(Extracted records)
• • •

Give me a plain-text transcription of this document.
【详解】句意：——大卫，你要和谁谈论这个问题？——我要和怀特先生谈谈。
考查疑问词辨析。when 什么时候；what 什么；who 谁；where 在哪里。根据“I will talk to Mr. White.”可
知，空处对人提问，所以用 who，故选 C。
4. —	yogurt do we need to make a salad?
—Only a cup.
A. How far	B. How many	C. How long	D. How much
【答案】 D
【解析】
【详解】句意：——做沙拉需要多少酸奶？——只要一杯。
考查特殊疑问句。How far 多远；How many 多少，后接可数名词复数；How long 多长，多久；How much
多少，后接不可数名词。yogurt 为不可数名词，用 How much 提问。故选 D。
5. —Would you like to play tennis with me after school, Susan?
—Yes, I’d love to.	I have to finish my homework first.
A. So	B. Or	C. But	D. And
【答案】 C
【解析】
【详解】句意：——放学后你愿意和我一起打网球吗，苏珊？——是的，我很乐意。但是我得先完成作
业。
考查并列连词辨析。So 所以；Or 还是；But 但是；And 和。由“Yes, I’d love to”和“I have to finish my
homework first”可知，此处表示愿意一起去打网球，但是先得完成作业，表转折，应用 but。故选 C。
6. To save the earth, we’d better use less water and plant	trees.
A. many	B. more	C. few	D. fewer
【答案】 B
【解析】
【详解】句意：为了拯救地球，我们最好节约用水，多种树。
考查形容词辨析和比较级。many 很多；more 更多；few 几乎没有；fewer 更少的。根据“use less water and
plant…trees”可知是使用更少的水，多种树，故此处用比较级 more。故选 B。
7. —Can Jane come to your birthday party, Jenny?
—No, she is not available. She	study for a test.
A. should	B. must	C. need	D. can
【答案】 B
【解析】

• • •

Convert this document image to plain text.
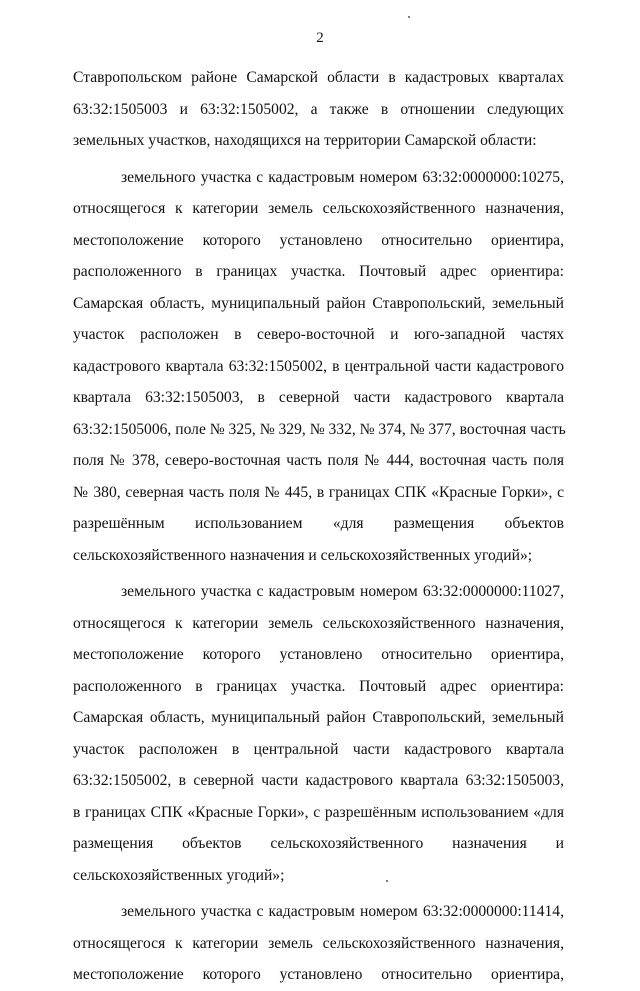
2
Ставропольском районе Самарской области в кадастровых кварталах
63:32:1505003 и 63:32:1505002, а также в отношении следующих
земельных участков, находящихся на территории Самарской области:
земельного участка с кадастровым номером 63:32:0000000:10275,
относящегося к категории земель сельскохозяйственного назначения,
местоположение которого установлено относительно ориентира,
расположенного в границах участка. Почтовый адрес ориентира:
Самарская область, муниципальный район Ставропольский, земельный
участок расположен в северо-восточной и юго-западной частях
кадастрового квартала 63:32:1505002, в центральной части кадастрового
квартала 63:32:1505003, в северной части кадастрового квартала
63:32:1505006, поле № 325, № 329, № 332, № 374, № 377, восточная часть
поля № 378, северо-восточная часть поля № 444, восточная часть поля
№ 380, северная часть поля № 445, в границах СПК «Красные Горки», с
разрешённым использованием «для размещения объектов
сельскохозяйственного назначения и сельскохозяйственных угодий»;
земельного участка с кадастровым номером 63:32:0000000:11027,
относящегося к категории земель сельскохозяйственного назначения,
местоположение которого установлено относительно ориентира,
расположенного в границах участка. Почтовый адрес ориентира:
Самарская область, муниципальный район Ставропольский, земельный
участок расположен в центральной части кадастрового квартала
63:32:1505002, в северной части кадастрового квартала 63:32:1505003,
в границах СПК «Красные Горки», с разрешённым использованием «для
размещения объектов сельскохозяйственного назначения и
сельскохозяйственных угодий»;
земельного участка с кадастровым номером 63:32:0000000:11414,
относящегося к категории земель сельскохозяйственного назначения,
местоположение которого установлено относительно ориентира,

• • •

Instruction:
Identify each line in the entries with the word "сельскохозяйственных" and copy it.

Full response:
сельскохозяйственного назначения и сельскохозяйственных угодий»;
сельскохозяйственных угодий»;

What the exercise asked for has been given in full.